Assignment A ::
In the passage on perceptions of the nuclear threat, list each danger that the Pew survey reports countries ranked as the greatest danger to the world.
Assignment B ::
Extend the passage on perceptions of the nuclear threat, beginning after its final sentence.

Today, at the other end of the long trek down the glacier of the Cold War, the nuclear threat has seemingly calved off and fallen into the sea. In 2007, the Pew Research Center's Global Attitudes Project found that 12 countries rated the growing gap between rich and poor as the greatest danger to the world. HIV/AIDS led the list (or tied) in 16 countries, religious and ethnic hatred in another 12. Pollution was identified as the greatest menace in 19 countries, while substantial majorities in 25 countries thought global warming was a "very serious" problem. Only nine countries considered the spread of nuclear weapons to be the greatest danger to the world.

The response was very different among nuclear and national security experts when Indiana Republican Sen. Richard Lugar surveyed PDF them in 2005. This group of 85 experts judged that the possibility of a WMD attack against a city or other target somewhere in the world is real and increasing over time. The median estimate of the risk of a nuclear attack somewhere in the world by 2010 was 10 percent. The risk of an attack by 2015 doubled to 20 percent median. There was strong, though not universal, agreement that a nuclear attack is more likely to be carried out by a terrorist organization than by a government. The group was split 45 to 55 percent on whether terrorists were more likely to obtain an intact working nuclear weapon or manufacture one after obtaining weapon-grade nuclear material.

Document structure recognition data
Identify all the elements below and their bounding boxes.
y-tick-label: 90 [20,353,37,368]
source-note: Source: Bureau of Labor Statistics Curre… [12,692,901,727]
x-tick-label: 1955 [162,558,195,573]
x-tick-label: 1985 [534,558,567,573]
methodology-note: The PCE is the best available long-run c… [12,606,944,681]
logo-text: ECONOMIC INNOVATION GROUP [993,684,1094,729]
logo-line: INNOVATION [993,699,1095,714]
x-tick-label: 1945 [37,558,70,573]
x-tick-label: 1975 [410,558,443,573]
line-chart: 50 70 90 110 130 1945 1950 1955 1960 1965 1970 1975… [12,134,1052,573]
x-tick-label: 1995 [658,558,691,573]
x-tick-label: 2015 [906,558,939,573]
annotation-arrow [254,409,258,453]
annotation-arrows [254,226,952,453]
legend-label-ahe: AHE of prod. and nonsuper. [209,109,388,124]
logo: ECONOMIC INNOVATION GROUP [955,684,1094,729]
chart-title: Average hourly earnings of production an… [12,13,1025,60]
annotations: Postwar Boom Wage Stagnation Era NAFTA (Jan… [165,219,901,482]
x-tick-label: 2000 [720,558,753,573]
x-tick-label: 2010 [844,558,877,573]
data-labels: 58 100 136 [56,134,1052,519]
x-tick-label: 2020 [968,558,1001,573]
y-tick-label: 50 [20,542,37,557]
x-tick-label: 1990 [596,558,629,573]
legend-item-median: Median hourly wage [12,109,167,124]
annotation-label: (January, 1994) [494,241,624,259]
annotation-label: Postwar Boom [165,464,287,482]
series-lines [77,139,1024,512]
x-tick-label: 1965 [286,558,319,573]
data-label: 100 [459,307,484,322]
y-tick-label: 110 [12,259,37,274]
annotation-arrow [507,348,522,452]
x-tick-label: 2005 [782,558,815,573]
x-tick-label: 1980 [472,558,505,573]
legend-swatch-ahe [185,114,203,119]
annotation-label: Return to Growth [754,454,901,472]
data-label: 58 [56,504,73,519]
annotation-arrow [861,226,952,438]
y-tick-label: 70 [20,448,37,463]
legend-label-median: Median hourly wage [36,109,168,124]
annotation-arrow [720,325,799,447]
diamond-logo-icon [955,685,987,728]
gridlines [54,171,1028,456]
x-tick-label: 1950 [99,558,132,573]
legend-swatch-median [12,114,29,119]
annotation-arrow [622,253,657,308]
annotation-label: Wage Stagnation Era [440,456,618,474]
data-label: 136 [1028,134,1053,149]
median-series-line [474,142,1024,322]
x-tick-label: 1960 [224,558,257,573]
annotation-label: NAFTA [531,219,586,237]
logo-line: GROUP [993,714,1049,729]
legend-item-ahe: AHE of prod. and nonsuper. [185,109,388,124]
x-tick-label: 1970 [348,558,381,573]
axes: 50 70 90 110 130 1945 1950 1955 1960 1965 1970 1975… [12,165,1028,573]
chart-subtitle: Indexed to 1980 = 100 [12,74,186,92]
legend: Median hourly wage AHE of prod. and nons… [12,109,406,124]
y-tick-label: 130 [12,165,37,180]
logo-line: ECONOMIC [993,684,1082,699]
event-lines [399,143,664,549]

Answer area A ::
- The growing gap between rich and poor
- HIV/AIDS
- Religious and ethnic hatred
- Pollution
- The spread of nuclear weapons

Answer area B ::
"The proliferation of weapons of mass destruction is not just a security problem," Lugar wrote in the report's introduction. "It is the economic dilemma and the moral challenge of the current age. On September 11, 2001, the world witnessed the destructive potential of international terrorism. But the September 11 attacks do not come close to approximating the destruction that would be unleashed by a nuclear weapon. Weapons of mass destruction have made it possible for a small nation, or even a sub-national group, to kill as many innocent people in a day as national armies killed in months of fighting during World War II.

"The bottom line is this," Lugar concluded: "For the foreseeable future, the United States and other nations will face an existential threat from the intersection of terrorism and weapons of mass destruction."

It's paradoxical that a diminished threat of a superpower nuclear exchange should somehow have resulted in a world where the danger of at least a single nuclear explosion in a major city has increased (and that city is as likely, or likelier, to be Moscow as it is to be Washington or New York). We tend to think that a terrorist nuclear attack would lead us to drive for the elimination of nuclear weapons. I think the opposite case is at least equally likely: A terrorist nuclear attack would almost certainly be followed by a retaliatory nuclear strike on whatever country we believed to be sheltering the perpetrators. That response would surely initiate a new round of nuclear armament and rearmament in the name of deterrence, however illogical. Think of how much 9/11 frightened us; think of how desperate our leaders were to prevent any further such attacks; think of the fact that we invaded and occupied a country, Iraq, that had nothing to do with those attacks in the name of sending a message.

Richard Butler, the former chairman of the Canberra Commission on the Elimination of Nuclear Weapons and the last chairman of UNSCOM, often makes the point that the problem with nuclear weapons is nuclear weapons. People don't always understand what he means. He means that it is the weapons themselves that are the problem, not the values of the entities that control them. U.S. nuclear weapons are just as potentially dangerous to the world as, say, North Korean nuclear weapons. More, I would say, since we have greater numbers of them and have not hesitated to brandish them--even to use them--when we thought it in our interest to do so.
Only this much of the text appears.